■ Aim of the task ■
Transcribe each line of the records below exactly, excluding any embedded images.
-------- Data listing --------
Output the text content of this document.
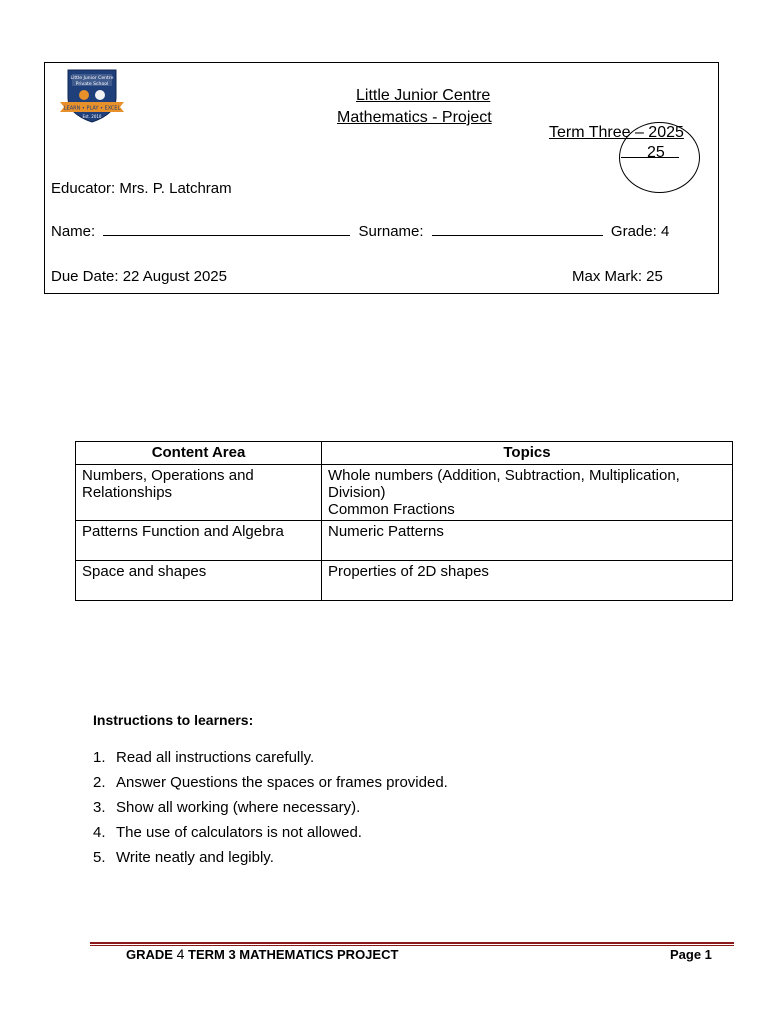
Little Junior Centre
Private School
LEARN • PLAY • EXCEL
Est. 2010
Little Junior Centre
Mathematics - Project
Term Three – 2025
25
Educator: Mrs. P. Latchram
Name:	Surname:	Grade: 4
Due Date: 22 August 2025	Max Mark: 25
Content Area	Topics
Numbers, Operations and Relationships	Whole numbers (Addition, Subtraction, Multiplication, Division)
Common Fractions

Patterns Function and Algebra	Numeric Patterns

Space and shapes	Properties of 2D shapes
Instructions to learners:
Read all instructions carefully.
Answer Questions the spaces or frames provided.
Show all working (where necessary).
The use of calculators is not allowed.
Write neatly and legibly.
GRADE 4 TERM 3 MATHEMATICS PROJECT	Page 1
--------
■ Exercise answer ■
Output the text content of this document.
Little Junior Centre
Private School
LEARN • PLAY • EXCEL
Est. 2010
Little Junior Centre
Mathematics - Project
Term Three – 2025
25
Educator: Mrs. P. Latchram
Name:	Surname:	Grade: 4
Due Date: 22 August 2025	Max Mark: 25
Content Area	Topics
Numbers, Operations and Relationships	Whole numbers (Addition, Subtraction, Multiplication, Division)
Common Fractions

Patterns Function and Algebra	Numeric Patterns

Space and shapes	Properties of 2D shapes
Instructions to learners:
Read all instructions carefully.
Answer Questions the spaces or frames provided.
Show all working (where necessary).
The use of calculators is not allowed.
Write neatly and legibly.
GRADE 4 TERM 3 MATHEMATICS PROJECT	Page 1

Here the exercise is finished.